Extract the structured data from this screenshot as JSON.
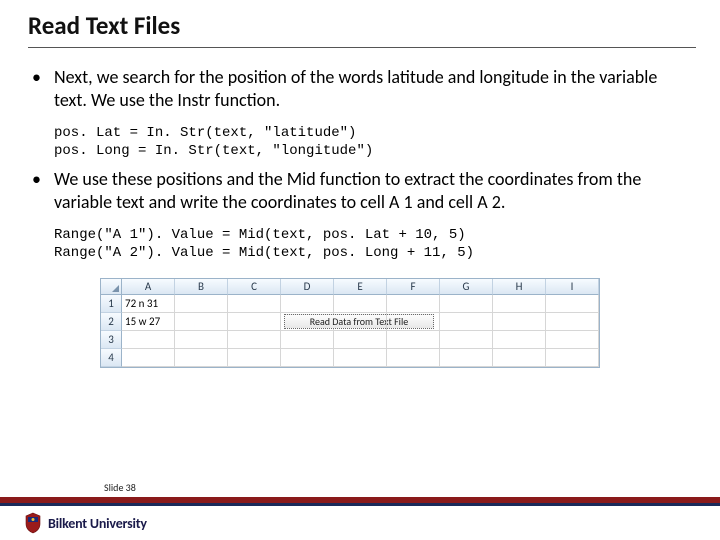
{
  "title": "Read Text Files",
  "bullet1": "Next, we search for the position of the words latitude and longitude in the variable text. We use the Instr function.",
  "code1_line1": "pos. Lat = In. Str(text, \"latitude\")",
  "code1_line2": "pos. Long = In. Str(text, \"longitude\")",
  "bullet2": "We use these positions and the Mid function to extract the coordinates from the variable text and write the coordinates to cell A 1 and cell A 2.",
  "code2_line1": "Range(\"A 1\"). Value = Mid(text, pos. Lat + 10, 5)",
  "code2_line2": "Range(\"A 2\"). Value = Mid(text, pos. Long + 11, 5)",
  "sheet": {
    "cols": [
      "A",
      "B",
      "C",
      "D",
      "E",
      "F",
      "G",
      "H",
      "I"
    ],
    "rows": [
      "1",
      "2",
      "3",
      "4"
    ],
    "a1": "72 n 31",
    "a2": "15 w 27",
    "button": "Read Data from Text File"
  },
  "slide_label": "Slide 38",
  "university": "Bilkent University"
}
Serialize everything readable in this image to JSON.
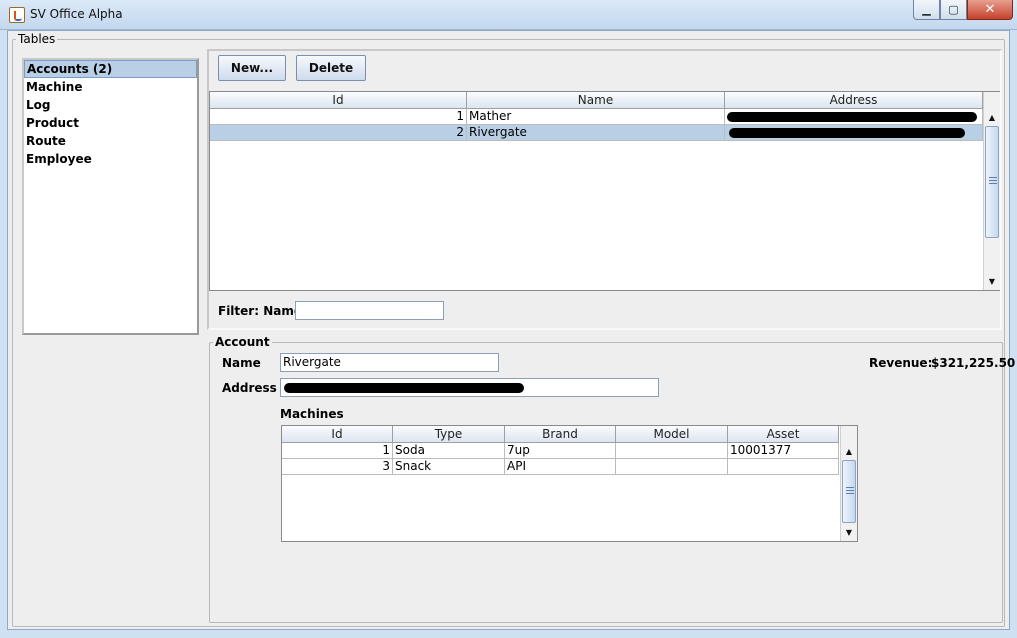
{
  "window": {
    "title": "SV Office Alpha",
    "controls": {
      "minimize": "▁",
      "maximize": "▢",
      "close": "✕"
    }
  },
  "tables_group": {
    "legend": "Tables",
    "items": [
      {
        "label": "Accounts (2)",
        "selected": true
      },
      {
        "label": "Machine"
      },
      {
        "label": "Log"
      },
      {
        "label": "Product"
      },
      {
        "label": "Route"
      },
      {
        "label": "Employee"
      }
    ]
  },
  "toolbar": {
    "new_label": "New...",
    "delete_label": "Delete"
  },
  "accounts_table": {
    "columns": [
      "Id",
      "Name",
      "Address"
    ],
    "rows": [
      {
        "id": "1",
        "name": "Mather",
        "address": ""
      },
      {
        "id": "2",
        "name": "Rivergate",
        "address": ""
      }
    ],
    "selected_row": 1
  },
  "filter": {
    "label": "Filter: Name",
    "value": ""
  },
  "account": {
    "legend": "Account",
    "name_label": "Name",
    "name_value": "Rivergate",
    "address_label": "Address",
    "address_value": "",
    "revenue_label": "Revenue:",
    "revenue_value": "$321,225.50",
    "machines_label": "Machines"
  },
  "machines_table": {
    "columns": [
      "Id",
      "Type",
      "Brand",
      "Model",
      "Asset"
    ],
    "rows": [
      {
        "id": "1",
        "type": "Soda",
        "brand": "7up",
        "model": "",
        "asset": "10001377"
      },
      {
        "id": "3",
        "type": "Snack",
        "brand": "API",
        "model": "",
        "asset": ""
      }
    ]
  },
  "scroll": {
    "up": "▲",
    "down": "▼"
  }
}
= = = = = = =
PROBLEM DETAILS - Gather each line from the entries above that includes the word "latitude".

EXERCISE OUTPUT -
  "bullet1": "Next, we search for the position of the words latitude and longitude in the variable text. We use the Instr function.",
  "code1_line1": "pos. Lat = In. Str(text, \"latitude\")",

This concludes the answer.